→ **Set problem**
Will you extract the entries word for word? Images should not appear in the copy.
## start Task input
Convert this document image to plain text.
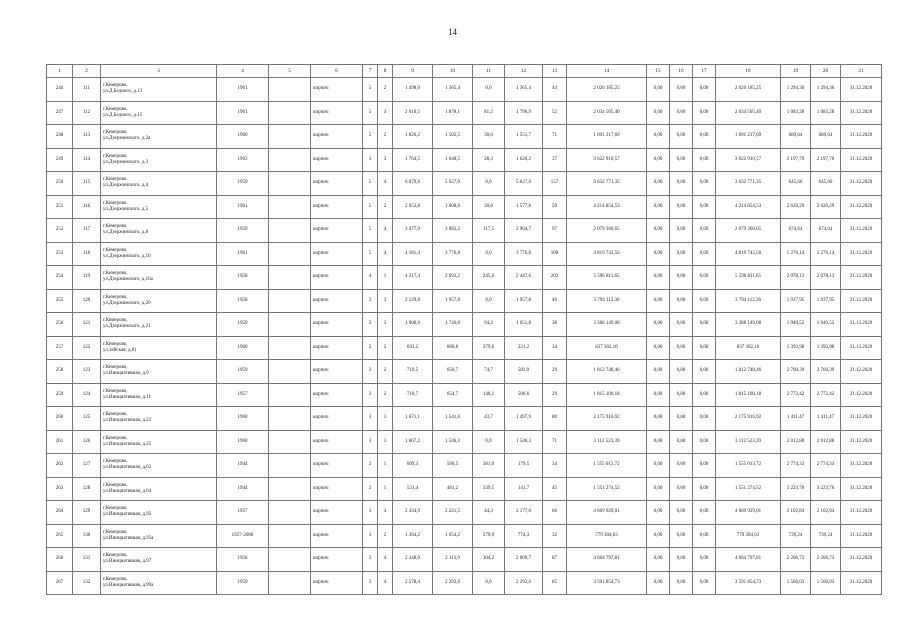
14
1	2	3	4	5	6	7	8	9	10	11	12	13	14	15	16	17	18	19	20	21
246	111	г.Кемерово,
ул.Д.Бедного, д.13	1961		кирпич	5	2	1 498,0	1 365,4	0,0	1 365,4	44	2 026 185,25	0,00	0,00	0,00	2 026 185,25	1 294,36	1 294,36	31.12.2020
247	112	г.Кемерово,
ул.Д.Бедного, д.15	1961		кирпич	5	3	2 010,5	1 878,1	81,2	1 796,9	52	2 034 505,40	0,00	0,00	0,00	2 034 505,40	1 083,28	1 083,28	31.12.2020
248	113	г.Кемерово,
ул.Дзержинского, д.2а	1960		кирпич	5	2	1 826,2	1 582,5	30,6	1 551,7	71	1 091 217,69	0,00	0,00	0,00	1 091 217,69	689,64	689,64	31.12.2020
249	114	г.Кемерово,
ул.Дзержинского, д.3	1963		кирпич	3	3	1 764,5	1 648,5	28,3	1 620,2	37	3 622 910,57	0,00	0,00	0,00	3 622 910,57	2 197,70	2 197,70	31.12.2020
250	115	г.Кемерово,
ул.Дзержинского, д.4	1959		кирпич	5	4	6 079,6	5 627,0	0,0	5 627,0	157	3 632 771,35	0,00	0,00	0,00	3 632 771,35	645,60	645,60	31.12.2020
251	116	г.Кемерово,
ул.Дзержинского, д.5	1961		кирпич	5	2	2 052,8	1 608,6	30,8	1 577,8	59	4 214 854,53	0,00	0,00	0,00	4 214 854,53	2 620,29	2 620,29	31.12.2020
252	117	г.Кемерово,
ул.Дзержинского, д.8	1959		кирпич	5	4	3 477,9	3 082,2	117,5	2 964,7	97	2 079 360,65	0,00	0,00	0,00	2 079 360,65	674,64	674,64	31.12.2020
253	118	г.Кемерово,
ул.Дзержинского, д.10	1961		кирпич	5	4	4 181,4	3 776,8	0,0	3 776,8	100	4 819 743,56	0,00	0,00	0,00	4 819 743,56	1 276,14	1 276,14	31.12.2020
254	119	г.Кемерово,
ул.Дзержинского, д.16а	1958		кирпич	4	1	4 217,4	2 693,2	245,6	2 447,6	202	5 596 811,65	0,00	0,00	0,00	5 596 811,65	2 078,13	2 078,13	31.12.2020
255	120	г.Кемерово,
ул.Дзержинского, д.20	1958		кирпич	3	3	2 129,8	1 957,8	0,0	1 957,8	46	3 794 112,36	0,00	0,00	0,00	3 794 112,36	1 937,95	1 937,95	31.12.2020
256	121	г.Кемерово,
ул.Дзержинского, д.21	1959		кирпич	3	3	1 900,6	1 746,0	94,2	1 651,8	38	3 388 149,08	0,00	0,00	0,00	3 388 149,08	1 940,52	1 940,52	31.12.2020
257	122	г.Кемерово,
ул.Зейская, д.8)	1960		кирпич	2	2	643,2	600,8	379,6	221,2	34	837 302,10	0,00	0,00	0,00	837 302,10	1 393,98	1 393,98	31.12.2020
258	123	г.Кемерово,
ул.Инициативная, д.9	1959		кирпич	2	2	719,5	656,7	74,7	582,0	29	1 812 748,46	0,00	0,00	0,00	1 812 748,46	2 760,39	2 760,39	31.12.2020
259	124	г.Кемерово,
ул.Инициативная, д.11	1957		кирпич	2	2	710,7	654,7	148,1	506,6	29	1 815 100,18	0,00	0,00	0,00	1 815 100,18	2 772,42	2 772,42	31.12.2020
260	125	г.Кемерово,
ул.Инициативная, д.23	1960		кирпич	3	3	1 671,1	1 541,6	43,7	1 497,9	80	2 175 916,92	0,00	0,00	0,00	2 175 916,92	1 411,47	1 411,47	31.12.2020
261	126	г.Кемерово,
ул.Инициативная, д.25	1960		кирпич	3	3	1 667,2	1 546,3	0,0	1 546,3	71	3 112 523,39	0,00	0,00	0,00	3 112 523,39	2 012,88	2 012,88	31.12.2020
262	127	г.Кемерово,
ул.Инициативная, д.62	1944		кирпич	2	1	609,3	560,5	381,0	179,5	34	1 555 013,72	0,00	0,00	0,00	1 555 013,72	2 774,33	2 774,33	31.12.2020
263	128	г.Кемерово,
ул.Инициативная, д.64	1944		кирпич	2	1	531,4	481,2	339,5	141,7	45	1 551 274,52	0,00	0,00	0,00	1 551 274,52	3 223,76	3 223,76	31.12.2020
264	129	г.Кемерово,
ул.Инициативная, д.95	1957		кирпич	3	4	2 434,9	2 221,5	44,3	2 177,0	66	4 669 929,01	0,00	0,00	0,00	4 669 929,01	2 102,84	2 102,84	31.12.2020
265	130	г.Кемерово,
ул.Инициативная, д.95а	1957-2006		кирпич	3	2	1 364,2	1 054,2	279,9	774,3	32	779 304,63	0,00	0,00	0,00	779 304,63	739,24	739,24	31.12.2020
266	131	г.Кемерово,
ул.Инициативная, д.97	1958		кирпич	3	4	2 348,0	2 113,9	104,2	2 009,7	87	4 664 797,81	0,00	0,00	0,00	4 664 797,81	2 206,73	2 206,73	31.12.2020
267	132	г.Кемерово,
ул.Инициативная, д.99а	1959		кирпич	3	4	2 578,4	2 293,6	0,0	2 293,6	85	3 591 854,73	0,00	0,00	0,00	3 591 854,73	1 566,03	1 566,03	31.12.2020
## end Task input
→ **Full output**
Convert this document image to plain text.
14
1	2	3	4	5	6	7	8	9	10	11	12	13	14	15	16	17	18	19	20	21
246	111	г.Кемерово,
ул.Д.Бедного, д.13	1961		кирпич	5	2	1 498,0	1 365,4	0,0	1 365,4	44	2 026 185,25	0,00	0,00	0,00	2 026 185,25	1 294,36	1 294,36	31.12.2020
247	112	г.Кемерово,
ул.Д.Бедного, д.15	1961		кирпич	5	3	2 010,5	1 878,1	81,2	1 796,9	52	2 034 505,40	0,00	0,00	0,00	2 034 505,40	1 083,28	1 083,28	31.12.2020
248	113	г.Кемерово,
ул.Дзержинского, д.2а	1960		кирпич	5	2	1 826,2	1 582,5	30,6	1 551,7	71	1 091 217,69	0,00	0,00	0,00	1 091 217,69	689,64	689,64	31.12.2020
249	114	г.Кемерово,
ул.Дзержинского, д.3	1963		кирпич	3	3	1 764,5	1 648,5	28,3	1 620,2	37	3 622 910,57	0,00	0,00	0,00	3 622 910,57	2 197,70	2 197,70	31.12.2020
250	115	г.Кемерово,
ул.Дзержинского, д.4	1959		кирпич	5	4	6 079,6	5 627,0	0,0	5 627,0	157	3 632 771,35	0,00	0,00	0,00	3 632 771,35	645,60	645,60	31.12.2020
251	116	г.Кемерово,
ул.Дзержинского, д.5	1961		кирпич	5	2	2 052,8	1 608,6	30,8	1 577,8	59	4 214 854,53	0,00	0,00	0,00	4 214 854,53	2 620,29	2 620,29	31.12.2020
252	117	г.Кемерово,
ул.Дзержинского, д.8	1959		кирпич	5	4	3 477,9	3 082,2	117,5	2 964,7	97	2 079 360,65	0,00	0,00	0,00	2 079 360,65	674,64	674,64	31.12.2020
253	118	г.Кемерово,
ул.Дзержинского, д.10	1961		кирпич	5	4	4 181,4	3 776,8	0,0	3 776,8	100	4 819 743,56	0,00	0,00	0,00	4 819 743,56	1 276,14	1 276,14	31.12.2020
254	119	г.Кемерово,
ул.Дзержинского, д.16а	1958		кирпич	4	1	4 217,4	2 693,2	245,6	2 447,6	202	5 596 811,65	0,00	0,00	0,00	5 596 811,65	2 078,13	2 078,13	31.12.2020
255	120	г.Кемерово,
ул.Дзержинского, д.20	1958		кирпич	3	3	2 129,8	1 957,8	0,0	1 957,8	46	3 794 112,36	0,00	0,00	0,00	3 794 112,36	1 937,95	1 937,95	31.12.2020
256	121	г.Кемерово,
ул.Дзержинского, д.21	1959		кирпич	3	3	1 900,6	1 746,0	94,2	1 651,8	38	3 388 149,08	0,00	0,00	0,00	3 388 149,08	1 940,52	1 940,52	31.12.2020
257	122	г.Кемерово,
ул.Зейская, д.8)	1960		кирпич	2	2	643,2	600,8	379,6	221,2	34	837 302,10	0,00	0,00	0,00	837 302,10	1 393,98	1 393,98	31.12.2020
258	123	г.Кемерово,
ул.Инициативная, д.9	1959		кирпич	2	2	719,5	656,7	74,7	582,0	29	1 812 748,46	0,00	0,00	0,00	1 812 748,46	2 760,39	2 760,39	31.12.2020
259	124	г.Кемерово,
ул.Инициативная, д.11	1957		кирпич	2	2	710,7	654,7	148,1	506,6	29	1 815 100,18	0,00	0,00	0,00	1 815 100,18	2 772,42	2 772,42	31.12.2020
260	125	г.Кемерово,
ул.Инициативная, д.23	1960		кирпич	3	3	1 671,1	1 541,6	43,7	1 497,9	80	2 175 916,92	0,00	0,00	0,00	2 175 916,92	1 411,47	1 411,47	31.12.2020
261	126	г.Кемерово,
ул.Инициативная, д.25	1960		кирпич	3	3	1 667,2	1 546,3	0,0	1 546,3	71	3 112 523,39	0,00	0,00	0,00	3 112 523,39	2 012,88	2 012,88	31.12.2020
262	127	г.Кемерово,
ул.Инициативная, д.62	1944		кирпич	2	1	609,3	560,5	381,0	179,5	34	1 555 013,72	0,00	0,00	0,00	1 555 013,72	2 774,33	2 774,33	31.12.2020
263	128	г.Кемерово,
ул.Инициативная, д.64	1944		кирпич	2	1	531,4	481,2	339,5	141,7	45	1 551 274,52	0,00	0,00	0,00	1 551 274,52	3 223,76	3 223,76	31.12.2020
264	129	г.Кемерово,
ул.Инициативная, д.95	1957		кирпич	3	4	2 434,9	2 221,5	44,3	2 177,0	66	4 669 929,01	0,00	0,00	0,00	4 669 929,01	2 102,84	2 102,84	31.12.2020
265	130	г.Кемерово,
ул.Инициативная, д.95а	1957-2006		кирпич	3	2	1 364,2	1 054,2	279,9	774,3	32	779 304,63	0,00	0,00	0,00	779 304,63	739,24	739,24	31.12.2020
266	131	г.Кемерово,
ул.Инициативная, д.97	1958		кирпич	3	4	2 348,0	2 113,9	104,2	2 009,7	87	4 664 797,81	0,00	0,00	0,00	4 664 797,81	2 206,73	2 206,73	31.12.2020
267	132	г.Кемерово,
ул.Инициативная, д.99а	1959		кирпич	3	4	2 578,4	2 293,6	0,0	2 293,6	85	3 591 854,73	0,00	0,00	0,00	3 591 854,73	1 566,03	1 566,03	31.12.2020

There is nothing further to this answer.